_EXCERPT_
━━━━━━━━

- 2010–2024 boundary of Leeds Central in West Yorkshire
- Location of West Yorkshire within England
- County: West Yorkshire
- Electorate: 90,971 (December 2019)
- Major settlements: Leeds

1983–2024
- Seats: One
- Created from: Leeds South, Leeds South East, Leeds East, Leeds West and Leeds North East
- Replaced by: Leeds Central and Headingley Leeds South

1885–1955
- Created from: Leeds
- Replaced by: Leeds West, Leeds South and Leeds South East

= Leeds Central =

UK Parliament constituency (1983–2024)

Leeds Central was a constituency represented in the House of Commons of the UK Parliament. The constituency first existed from 1885 until it was abolished in 1955. It was recreated in 1983.

━━━━━━━━

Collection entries
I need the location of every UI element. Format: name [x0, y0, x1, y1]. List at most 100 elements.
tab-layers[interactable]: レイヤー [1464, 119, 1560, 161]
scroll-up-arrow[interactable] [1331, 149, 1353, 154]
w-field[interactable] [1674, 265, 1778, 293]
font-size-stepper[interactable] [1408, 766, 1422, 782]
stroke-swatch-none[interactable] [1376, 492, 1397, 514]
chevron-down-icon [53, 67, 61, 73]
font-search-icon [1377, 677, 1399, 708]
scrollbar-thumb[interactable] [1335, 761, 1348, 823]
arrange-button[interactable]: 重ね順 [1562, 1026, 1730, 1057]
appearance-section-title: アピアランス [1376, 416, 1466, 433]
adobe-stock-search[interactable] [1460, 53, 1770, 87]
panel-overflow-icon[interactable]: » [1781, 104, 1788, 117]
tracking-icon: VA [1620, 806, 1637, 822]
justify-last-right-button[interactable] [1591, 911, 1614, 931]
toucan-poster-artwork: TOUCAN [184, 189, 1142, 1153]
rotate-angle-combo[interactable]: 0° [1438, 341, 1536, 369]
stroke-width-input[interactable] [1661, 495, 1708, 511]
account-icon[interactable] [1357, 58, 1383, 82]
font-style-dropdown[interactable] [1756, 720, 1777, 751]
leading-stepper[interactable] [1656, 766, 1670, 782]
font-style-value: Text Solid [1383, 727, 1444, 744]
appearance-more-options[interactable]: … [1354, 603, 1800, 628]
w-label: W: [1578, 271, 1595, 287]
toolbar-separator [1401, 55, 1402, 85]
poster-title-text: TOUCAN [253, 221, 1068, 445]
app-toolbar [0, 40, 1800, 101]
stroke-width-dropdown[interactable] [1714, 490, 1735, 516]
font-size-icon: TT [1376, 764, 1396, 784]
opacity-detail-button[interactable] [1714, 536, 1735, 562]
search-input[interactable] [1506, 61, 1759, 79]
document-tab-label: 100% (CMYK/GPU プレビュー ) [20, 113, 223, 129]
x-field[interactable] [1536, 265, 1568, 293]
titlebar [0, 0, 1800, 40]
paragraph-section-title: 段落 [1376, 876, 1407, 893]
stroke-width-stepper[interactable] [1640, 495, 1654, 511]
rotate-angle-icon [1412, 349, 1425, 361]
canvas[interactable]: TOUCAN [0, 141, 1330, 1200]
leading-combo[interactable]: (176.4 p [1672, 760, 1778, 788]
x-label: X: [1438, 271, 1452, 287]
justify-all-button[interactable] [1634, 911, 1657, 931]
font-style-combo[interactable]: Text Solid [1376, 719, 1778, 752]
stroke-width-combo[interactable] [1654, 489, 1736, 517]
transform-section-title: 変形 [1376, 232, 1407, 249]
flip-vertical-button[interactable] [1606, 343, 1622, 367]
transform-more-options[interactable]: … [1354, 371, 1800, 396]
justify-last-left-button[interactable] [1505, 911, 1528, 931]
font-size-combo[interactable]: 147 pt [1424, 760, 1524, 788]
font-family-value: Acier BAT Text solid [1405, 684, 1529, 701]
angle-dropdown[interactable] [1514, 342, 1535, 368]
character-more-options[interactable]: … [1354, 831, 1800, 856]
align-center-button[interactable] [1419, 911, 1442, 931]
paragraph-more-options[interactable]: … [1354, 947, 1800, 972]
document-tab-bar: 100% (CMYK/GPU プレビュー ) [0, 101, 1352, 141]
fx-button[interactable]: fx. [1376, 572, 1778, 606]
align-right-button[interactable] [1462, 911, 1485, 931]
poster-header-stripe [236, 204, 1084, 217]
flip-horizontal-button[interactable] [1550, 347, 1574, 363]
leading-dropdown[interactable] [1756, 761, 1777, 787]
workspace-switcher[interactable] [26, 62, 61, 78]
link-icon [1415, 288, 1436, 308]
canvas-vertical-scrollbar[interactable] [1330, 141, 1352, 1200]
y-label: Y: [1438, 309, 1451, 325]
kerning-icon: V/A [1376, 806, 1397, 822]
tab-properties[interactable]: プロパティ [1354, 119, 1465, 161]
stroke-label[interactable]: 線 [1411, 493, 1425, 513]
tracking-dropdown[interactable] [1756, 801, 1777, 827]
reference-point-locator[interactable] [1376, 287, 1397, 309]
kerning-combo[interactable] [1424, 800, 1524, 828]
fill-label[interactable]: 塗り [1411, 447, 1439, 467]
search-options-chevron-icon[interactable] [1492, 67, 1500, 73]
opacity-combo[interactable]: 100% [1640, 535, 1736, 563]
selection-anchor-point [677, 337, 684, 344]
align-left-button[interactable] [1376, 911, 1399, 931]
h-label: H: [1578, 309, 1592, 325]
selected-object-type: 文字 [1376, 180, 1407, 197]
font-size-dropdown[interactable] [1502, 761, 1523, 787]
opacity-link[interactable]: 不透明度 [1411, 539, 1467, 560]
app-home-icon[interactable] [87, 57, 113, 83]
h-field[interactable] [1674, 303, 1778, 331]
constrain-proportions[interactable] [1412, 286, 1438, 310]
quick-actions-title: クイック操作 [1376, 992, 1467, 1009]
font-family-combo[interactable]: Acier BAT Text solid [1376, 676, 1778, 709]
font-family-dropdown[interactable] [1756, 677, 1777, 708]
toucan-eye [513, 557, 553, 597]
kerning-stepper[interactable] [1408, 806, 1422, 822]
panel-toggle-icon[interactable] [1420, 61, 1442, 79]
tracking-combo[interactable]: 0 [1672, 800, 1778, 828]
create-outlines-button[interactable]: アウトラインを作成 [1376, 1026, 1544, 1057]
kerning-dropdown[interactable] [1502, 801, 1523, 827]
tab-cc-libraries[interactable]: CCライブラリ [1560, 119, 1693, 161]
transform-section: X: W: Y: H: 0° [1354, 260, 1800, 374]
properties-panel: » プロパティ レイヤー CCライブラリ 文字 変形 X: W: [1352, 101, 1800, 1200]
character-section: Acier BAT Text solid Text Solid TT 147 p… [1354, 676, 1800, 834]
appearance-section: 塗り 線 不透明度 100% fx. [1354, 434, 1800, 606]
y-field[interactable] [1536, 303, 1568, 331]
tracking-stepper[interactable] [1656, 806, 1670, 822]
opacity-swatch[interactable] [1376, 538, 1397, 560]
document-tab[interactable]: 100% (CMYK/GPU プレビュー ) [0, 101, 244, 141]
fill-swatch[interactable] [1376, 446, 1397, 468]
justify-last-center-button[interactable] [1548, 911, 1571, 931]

━━━━━━━━

_BRIEF 1_
Decide whether each statement agrees with the Leeds Central text, answering yes or no and quoting the deciding words of the text exactly: (a) The constituency was abolished in 1955. (b) The December 2019 electorate exceeded 100,000. (c) The 1983–2024 constituency had two seats.
_BRIEF 2_
Reproduce the Leeds Central text word for word between "Leeds Central was" and "recreated in 1983.", inclusive.
_BRIEF 3_
Continue the text about the Leeds Central constituency from its last sentence.

_RESPONSE BOX 1_
(a) Yes: "it was abolished in 1955"
(b) No: "Electorate: 90,971 (December 2019)"
(c) No: "Seats: One"

_RESPONSE BOX 2_
Leeds Central was a constituency represented in the House of Commons of the UK Parliament. The constituency first existed from 1885 until it was abolished in 1955. It was recreated in 1983.

_RESPONSE BOX 3_
Further to the completion of the 2023 review of Westminster constituencies, the seat was abolished again. Subject to boundary changes involving the loss of most Leeds city centre to the newly created constituency of Leeds Central and Headingley, the seat will be reformed as Leeds South, to be first contested in the 2024 general election.

== Boundaries ==

1885–1918: The Municipal Borough of Leeds wards of Mill Hill and West, and parts of the wards of Brunswick and Central.

1918–1950: The County Borough of Leeds wards of Central, Mill Hill, South, and West, and parts of the wards of Brunswick, Headingley, and North West.

1950–1951: The County Borough of Leeds wards of Armley and New Wortley, Blenheim, Central, Holbeck North, Mill Hill, and South and Westfield.

1951–1955: The County Borough of Leeds wards of Blenheim, City, Wellington, and Westfield.

1983–1997: The City of Leeds wards of Beeston, City and Holbeck, Richmond Hill, and University.

1997–2010: As above plus Hunslet.

2010–2024: The City of Leeds wards of Beeston and Holbeck, Burmantofts and Richmond Hill, City and Hunslet, Hyde Park and Woodhouse, and Middleton Park.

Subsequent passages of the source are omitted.